Entries from a visual dataset
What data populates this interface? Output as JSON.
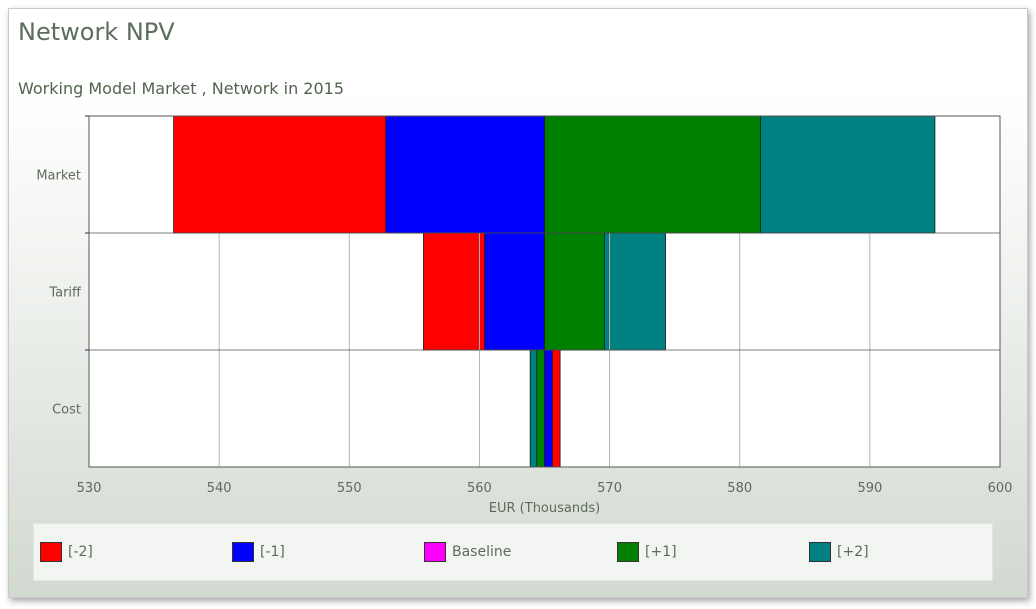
{
  "title": "Network NPV",
  "subtitle": "Working Model Market , Network in 2015",
  "chart_data": {
    "type": "bar",
    "orientation": "horizontal-tornado",
    "categories": [
      "Market",
      "Tariff",
      "Cost"
    ],
    "base_value": 565,
    "series": [
      {
        "name": "[-2]",
        "color": "#ff0000",
        "values": [
          536.5,
          555.7,
          566.2
        ]
      },
      {
        "name": "[-1]",
        "color": "#0000ff",
        "values": [
          552.8,
          560.4,
          565.6
        ]
      },
      {
        "name": "Baseline",
        "color": "#ff00ff",
        "values": [
          565,
          565,
          565
        ]
      },
      {
        "name": "[+1]",
        "color": "#008000",
        "values": [
          581.6,
          569.6,
          564.4
        ]
      },
      {
        "name": "[+2]",
        "color": "#008080",
        "values": [
          595.0,
          574.3,
          563.9
        ]
      }
    ],
    "xlim": [
      530,
      600
    ],
    "xticks": [
      "530",
      "540",
      "550",
      "560",
      "570",
      "580",
      "590",
      "600"
    ],
    "xlabel": "EUR (Thousands)",
    "ylabel": "",
    "grid": true,
    "legend_position": "bottom"
  }
}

## AIM OF THE EXERCISE
Within the listing above, find every line containing the string "name" and return it.

## THE ANSWER
        "name": "[-2]",
        "name": "[-1]",
        "name": "Baseline",
        "name": "[+1]",
        "name": "[+2]",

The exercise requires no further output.